Dataset excerpt:
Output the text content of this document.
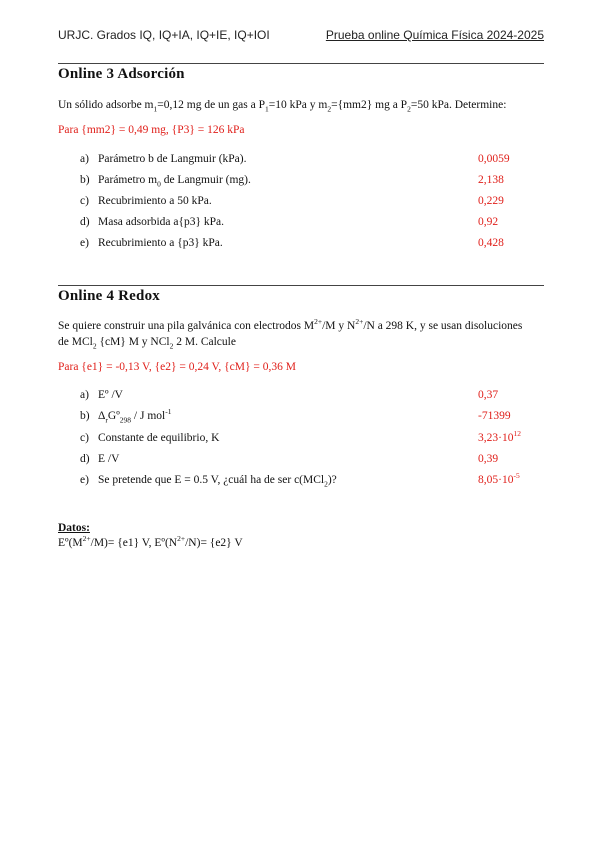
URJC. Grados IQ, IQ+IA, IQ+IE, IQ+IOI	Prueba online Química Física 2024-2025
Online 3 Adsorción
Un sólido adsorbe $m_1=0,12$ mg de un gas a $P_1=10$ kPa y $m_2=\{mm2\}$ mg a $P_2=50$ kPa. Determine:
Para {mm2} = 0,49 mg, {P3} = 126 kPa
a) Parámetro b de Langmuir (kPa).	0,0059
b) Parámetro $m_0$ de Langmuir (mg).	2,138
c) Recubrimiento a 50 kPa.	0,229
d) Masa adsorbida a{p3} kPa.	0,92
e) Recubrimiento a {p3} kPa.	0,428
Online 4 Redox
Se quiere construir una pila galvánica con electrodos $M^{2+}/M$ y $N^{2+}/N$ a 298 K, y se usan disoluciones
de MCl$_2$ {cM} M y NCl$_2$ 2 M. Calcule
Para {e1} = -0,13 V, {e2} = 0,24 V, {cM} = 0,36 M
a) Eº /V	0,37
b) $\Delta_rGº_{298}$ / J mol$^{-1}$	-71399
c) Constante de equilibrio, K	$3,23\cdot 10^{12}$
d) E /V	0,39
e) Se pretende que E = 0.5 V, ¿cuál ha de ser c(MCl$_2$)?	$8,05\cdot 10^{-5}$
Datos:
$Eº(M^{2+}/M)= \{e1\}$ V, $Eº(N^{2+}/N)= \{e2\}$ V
---
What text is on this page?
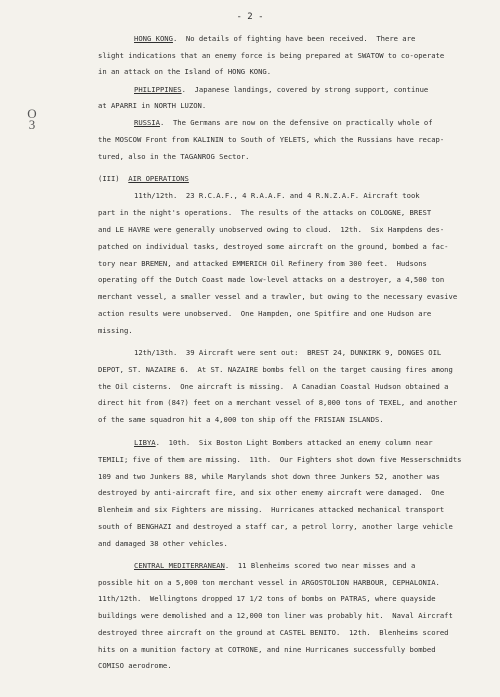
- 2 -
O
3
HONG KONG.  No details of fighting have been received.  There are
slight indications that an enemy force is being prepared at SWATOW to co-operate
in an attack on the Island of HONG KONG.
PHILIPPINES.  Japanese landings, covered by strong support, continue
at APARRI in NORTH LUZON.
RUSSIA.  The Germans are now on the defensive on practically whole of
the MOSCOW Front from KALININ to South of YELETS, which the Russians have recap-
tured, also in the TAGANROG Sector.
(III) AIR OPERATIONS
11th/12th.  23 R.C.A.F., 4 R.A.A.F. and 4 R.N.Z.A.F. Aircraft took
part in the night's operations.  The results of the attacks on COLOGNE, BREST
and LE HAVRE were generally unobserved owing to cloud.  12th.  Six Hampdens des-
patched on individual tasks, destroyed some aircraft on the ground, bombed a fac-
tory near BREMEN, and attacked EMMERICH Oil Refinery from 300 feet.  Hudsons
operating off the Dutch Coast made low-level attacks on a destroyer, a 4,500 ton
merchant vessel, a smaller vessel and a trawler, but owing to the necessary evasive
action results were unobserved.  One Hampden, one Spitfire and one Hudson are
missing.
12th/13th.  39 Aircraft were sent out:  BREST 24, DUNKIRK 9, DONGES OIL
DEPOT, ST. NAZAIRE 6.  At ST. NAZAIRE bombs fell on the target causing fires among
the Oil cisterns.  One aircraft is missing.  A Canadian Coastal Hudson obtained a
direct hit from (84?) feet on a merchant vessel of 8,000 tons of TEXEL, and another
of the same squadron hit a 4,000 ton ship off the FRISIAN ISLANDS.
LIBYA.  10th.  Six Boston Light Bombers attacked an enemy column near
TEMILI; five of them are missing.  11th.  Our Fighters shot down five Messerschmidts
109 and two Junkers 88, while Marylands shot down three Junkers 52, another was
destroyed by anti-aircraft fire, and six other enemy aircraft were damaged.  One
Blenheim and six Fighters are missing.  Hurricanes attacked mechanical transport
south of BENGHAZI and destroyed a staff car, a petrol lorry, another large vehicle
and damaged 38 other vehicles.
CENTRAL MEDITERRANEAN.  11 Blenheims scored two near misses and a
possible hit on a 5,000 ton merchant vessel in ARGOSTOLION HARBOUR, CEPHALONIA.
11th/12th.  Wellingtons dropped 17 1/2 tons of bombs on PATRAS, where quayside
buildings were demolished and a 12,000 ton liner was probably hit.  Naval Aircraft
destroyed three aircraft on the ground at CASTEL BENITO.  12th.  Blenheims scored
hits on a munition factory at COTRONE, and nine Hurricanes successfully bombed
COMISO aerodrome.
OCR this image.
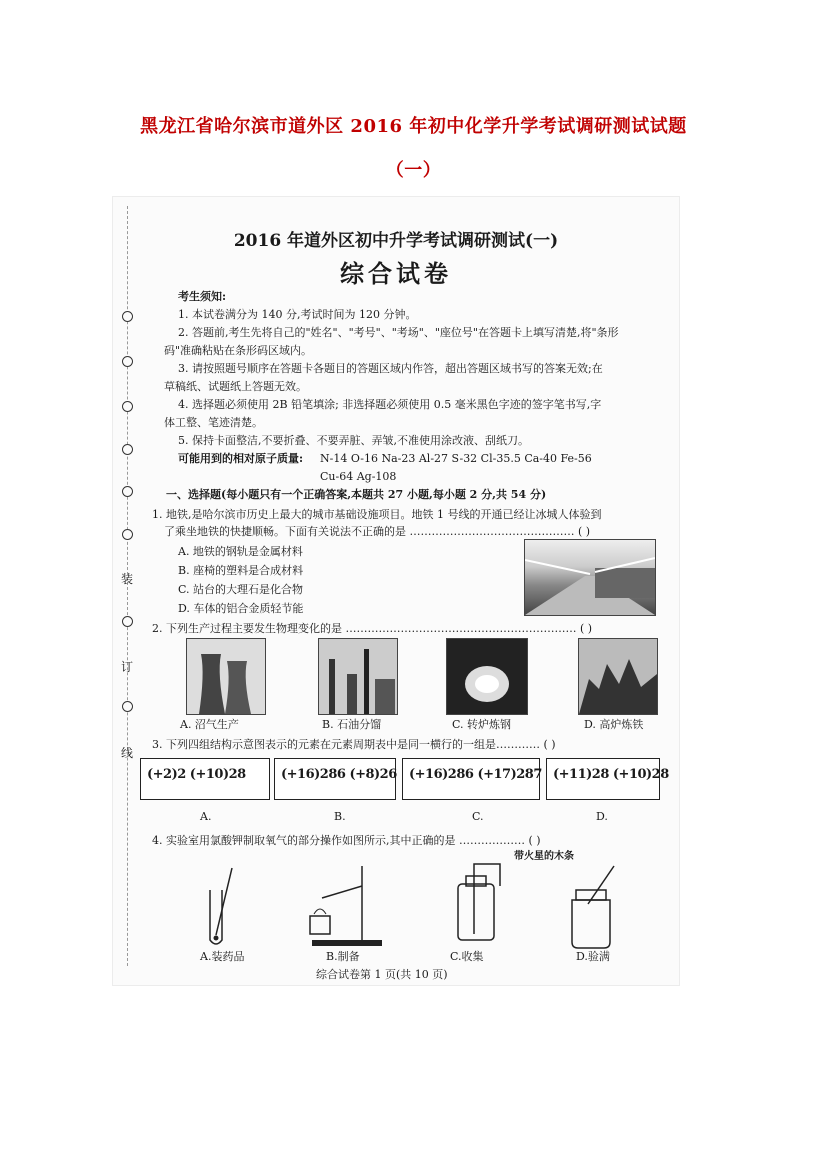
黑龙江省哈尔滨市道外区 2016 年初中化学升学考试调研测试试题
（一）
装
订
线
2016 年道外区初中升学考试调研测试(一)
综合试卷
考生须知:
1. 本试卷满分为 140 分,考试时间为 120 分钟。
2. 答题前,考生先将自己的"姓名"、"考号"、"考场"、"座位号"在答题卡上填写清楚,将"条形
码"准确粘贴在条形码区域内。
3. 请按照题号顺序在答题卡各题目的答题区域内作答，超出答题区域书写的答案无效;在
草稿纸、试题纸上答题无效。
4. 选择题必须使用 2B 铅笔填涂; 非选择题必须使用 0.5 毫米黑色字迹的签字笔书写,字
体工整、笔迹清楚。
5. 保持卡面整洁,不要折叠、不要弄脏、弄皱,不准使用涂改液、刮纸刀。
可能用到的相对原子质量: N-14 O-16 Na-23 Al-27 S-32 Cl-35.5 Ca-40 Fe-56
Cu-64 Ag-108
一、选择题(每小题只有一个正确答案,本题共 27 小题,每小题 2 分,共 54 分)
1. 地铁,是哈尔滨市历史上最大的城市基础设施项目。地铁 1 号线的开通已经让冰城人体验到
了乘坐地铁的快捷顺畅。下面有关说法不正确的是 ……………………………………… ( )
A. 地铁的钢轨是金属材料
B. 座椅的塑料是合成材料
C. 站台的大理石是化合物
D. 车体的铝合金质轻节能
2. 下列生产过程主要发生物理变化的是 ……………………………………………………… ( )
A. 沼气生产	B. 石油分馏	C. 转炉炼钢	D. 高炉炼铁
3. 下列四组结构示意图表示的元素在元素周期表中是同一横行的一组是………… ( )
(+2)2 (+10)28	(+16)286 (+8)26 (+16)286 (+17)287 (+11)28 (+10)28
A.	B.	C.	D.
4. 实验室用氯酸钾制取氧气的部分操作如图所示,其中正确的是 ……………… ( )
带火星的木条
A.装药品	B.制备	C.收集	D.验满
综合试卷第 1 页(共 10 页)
---
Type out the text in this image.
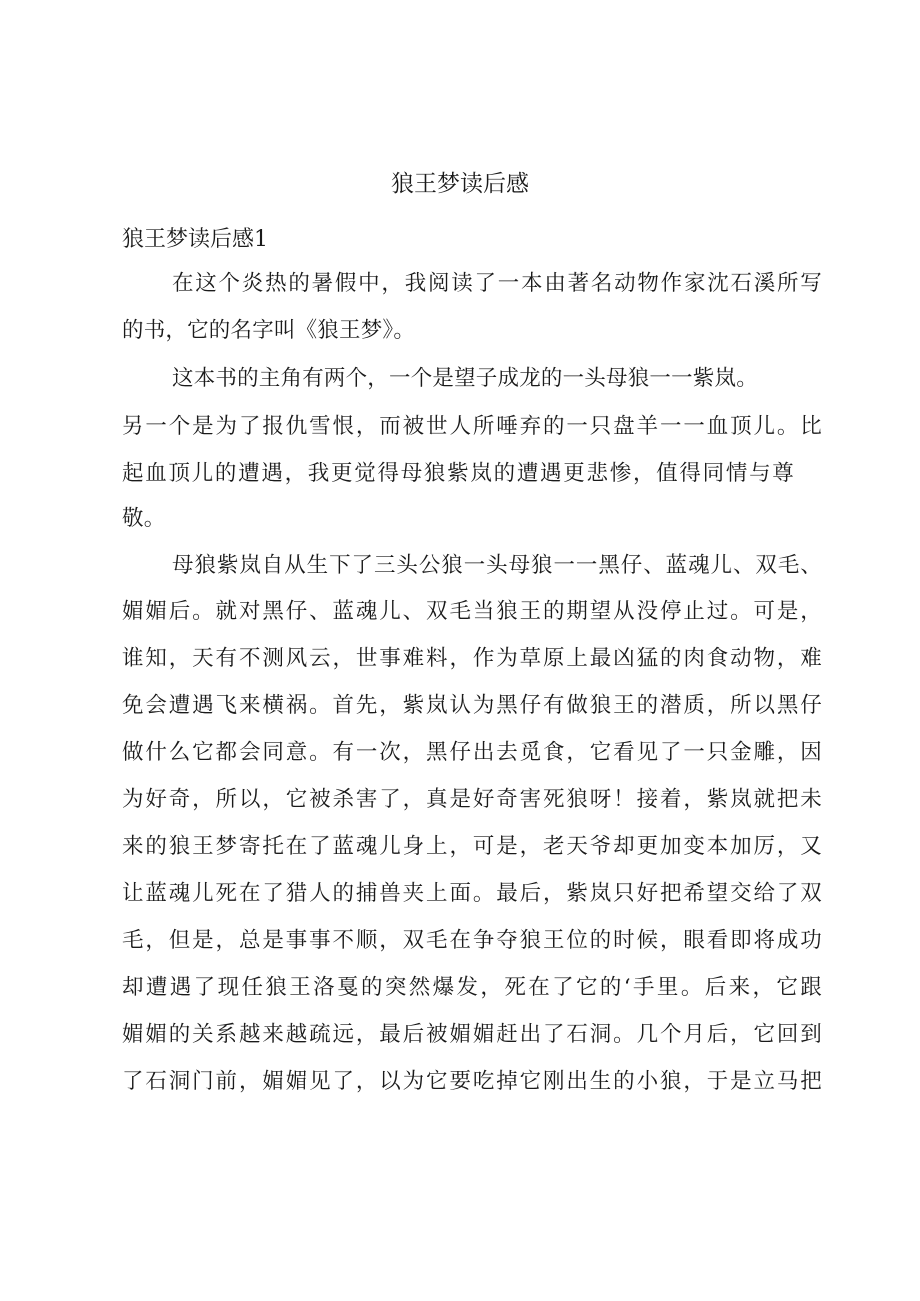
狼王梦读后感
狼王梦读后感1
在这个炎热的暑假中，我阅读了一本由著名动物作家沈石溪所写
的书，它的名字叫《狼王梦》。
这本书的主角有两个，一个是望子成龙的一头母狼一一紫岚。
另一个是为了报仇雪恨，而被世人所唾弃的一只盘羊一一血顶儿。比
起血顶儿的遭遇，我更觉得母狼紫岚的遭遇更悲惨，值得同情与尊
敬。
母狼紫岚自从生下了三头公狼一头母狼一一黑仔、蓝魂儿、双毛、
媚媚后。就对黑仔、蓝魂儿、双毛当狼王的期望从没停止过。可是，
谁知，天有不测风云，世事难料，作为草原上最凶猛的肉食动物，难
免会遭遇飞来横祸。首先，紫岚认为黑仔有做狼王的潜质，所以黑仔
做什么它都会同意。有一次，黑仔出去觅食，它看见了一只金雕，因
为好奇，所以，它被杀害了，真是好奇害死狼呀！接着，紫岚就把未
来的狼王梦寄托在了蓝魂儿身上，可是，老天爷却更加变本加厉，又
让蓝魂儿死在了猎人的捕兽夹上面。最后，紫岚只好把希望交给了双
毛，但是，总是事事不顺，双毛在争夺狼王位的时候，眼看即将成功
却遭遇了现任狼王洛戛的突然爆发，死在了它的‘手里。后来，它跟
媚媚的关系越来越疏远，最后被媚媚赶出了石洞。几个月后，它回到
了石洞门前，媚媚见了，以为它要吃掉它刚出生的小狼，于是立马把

REQUEST – Using the listing above, gather each line that holds the string "from" and copy it.

EXERCISE SOLUTION –
the MOSCOW Front from KALININ to South of YELETS, which the Russians have recap-
tory near BREMEN, and attacked EMMERICH Oil Refinery from 300 feet.  Hudsons
direct hit from (84?) feet on a merchant vessel of 8,000 tons of TEXEL, and another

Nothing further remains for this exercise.